Task to complete:
Pictures aside, repeat every entry exactly.

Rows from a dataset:
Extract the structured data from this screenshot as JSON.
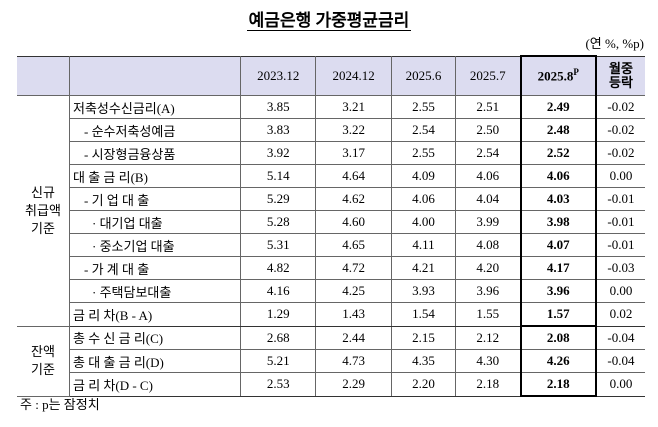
{
  "header": {
    "title": "예금은행 가중평균금리",
    "unit": "(연 %, %p)"
  },
  "table": {
    "columns": [
      "2023.12",
      "2024.12",
      "2025.6",
      "2025.7",
      "2025.8"
    ],
    "provisional_mark": "P",
    "change_header": [
      "월중",
      "등락"
    ],
    "groups": [
      {
        "label": [
          "신규",
          "취급액",
          "기준"
        ],
        "rows": [
          {
            "label": "저축성수신금리(A)",
            "values": [
              "3.85",
              "3.21",
              "2.55",
              "2.51",
              "2.49",
              "-0.02"
            ]
          },
          {
            "label": "- 순수저축성예금",
            "values": [
              "3.83",
              "3.22",
              "2.54",
              "2.50",
              "2.48",
              "-0.02"
            ]
          },
          {
            "label": "- 시장형금융상품",
            "values": [
              "3.92",
              "3.17",
              "2.55",
              "2.54",
              "2.52",
              "-0.02"
            ]
          },
          {
            "label": "대 출 금 리(B)",
            "values": [
              "5.14",
              "4.64",
              "4.09",
              "4.06",
              "4.06",
              "0.00"
            ]
          },
          {
            "label": "- 기 업 대 출",
            "values": [
              "5.29",
              "4.62",
              "4.06",
              "4.04",
              "4.03",
              "-0.01"
            ]
          },
          {
            "label": "· 대기업 대출",
            "values": [
              "5.28",
              "4.60",
              "4.00",
              "3.99",
              "3.98",
              "-0.01"
            ]
          },
          {
            "label": "· 중소기업 대출",
            "values": [
              "5.31",
              "4.65",
              "4.11",
              "4.08",
              "4.07",
              "-0.01"
            ]
          },
          {
            "label": "- 가 계 대 출",
            "values": [
              "4.82",
              "4.72",
              "4.21",
              "4.20",
              "4.17",
              "-0.03"
            ]
          },
          {
            "label": "· 주택담보대출",
            "values": [
              "4.16",
              "4.25",
              "3.93",
              "3.96",
              "3.96",
              "0.00"
            ]
          },
          {
            "label": "금 리 차(B - A)",
            "values": [
              "1.29",
              "1.43",
              "1.54",
              "1.55",
              "1.57",
              "0.02"
            ]
          }
        ]
      },
      {
        "label": [
          "잔액",
          "기준"
        ],
        "rows": [
          {
            "label": "총 수 신 금 리(C)",
            "values": [
              "2.68",
              "2.44",
              "2.15",
              "2.12",
              "2.08",
              "-0.04"
            ]
          },
          {
            "label": "총 대 출 금 리(D)",
            "values": [
              "5.21",
              "4.73",
              "4.35",
              "4.30",
              "4.26",
              "-0.04"
            ]
          },
          {
            "label": "금 리 차(D - C)",
            "values": [
              "2.53",
              "2.29",
              "2.20",
              "2.18",
              "2.18",
              "0.00"
            ]
          }
        ]
      }
    ]
  },
  "footnote": "주 : p는 잠정치"
}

Solved problem:
Extract the structured data from this screenshot as JSON.
{
  "header": {
    "title": "예금은행 가중평균금리",
    "unit": "(연 %, %p)"
  },
  "table": {
    "columns": [
      "2023.12",
      "2024.12",
      "2025.6",
      "2025.7",
      "2025.8"
    ],
    "provisional_mark": "P",
    "change_header": [
      "월중",
      "등락"
    ],
    "groups": [
      {
        "label": [
          "신규",
          "취급액",
          "기준"
        ],
        "rows": [
          {
            "label": "저축성수신금리(A)",
            "values": [
              "3.85",
              "3.21",
              "2.55",
              "2.51",
              "2.49",
              "-0.02"
            ]
          },
          {
            "label": "- 순수저축성예금",
            "values": [
              "3.83",
              "3.22",
              "2.54",
              "2.50",
              "2.48",
              "-0.02"
            ]
          },
          {
            "label": "- 시장형금융상품",
            "values": [
              "3.92",
              "3.17",
              "2.55",
              "2.54",
              "2.52",
              "-0.02"
            ]
          },
          {
            "label": "대 출 금 리(B)",
            "values": [
              "5.14",
              "4.64",
              "4.09",
              "4.06",
              "4.06",
              "0.00"
            ]
          },
          {
            "label": "- 기 업 대 출",
            "values": [
              "5.29",
              "4.62",
              "4.06",
              "4.04",
              "4.03",
              "-0.01"
            ]
          },
          {
            "label": "· 대기업 대출",
            "values": [
              "5.28",
              "4.60",
              "4.00",
              "3.99",
              "3.98",
              "-0.01"
            ]
          },
          {
            "label": "· 중소기업 대출",
            "values": [
              "5.31",
              "4.65",
              "4.11",
              "4.08",
              "4.07",
              "-0.01"
            ]
          },
          {
            "label": "- 가 계 대 출",
            "values": [
              "4.82",
              "4.72",
              "4.21",
              "4.20",
              "4.17",
              "-0.03"
            ]
          },
          {
            "label": "· 주택담보대출",
            "values": [
              "4.16",
              "4.25",
              "3.93",
              "3.96",
              "3.96",
              "0.00"
            ]
          },
          {
            "label": "금 리 차(B - A)",
            "values": [
              "1.29",
              "1.43",
              "1.54",
              "1.55",
              "1.57",
              "0.02"
            ]
          }
        ]
      },
      {
        "label": [
          "잔액",
          "기준"
        ],
        "rows": [
          {
            "label": "총 수 신 금 리(C)",
            "values": [
              "2.68",
              "2.44",
              "2.15",
              "2.12",
              "2.08",
              "-0.04"
            ]
          },
          {
            "label": "총 대 출 금 리(D)",
            "values": [
              "5.21",
              "4.73",
              "4.35",
              "4.30",
              "4.26",
              "-0.04"
            ]
          },
          {
            "label": "금 리 차(D - C)",
            "values": [
              "2.53",
              "2.29",
              "2.20",
              "2.18",
              "2.18",
              "0.00"
            ]
          }
        ]
      }
    ]
  },
  "footnote": "주 : p는 잠정치"
}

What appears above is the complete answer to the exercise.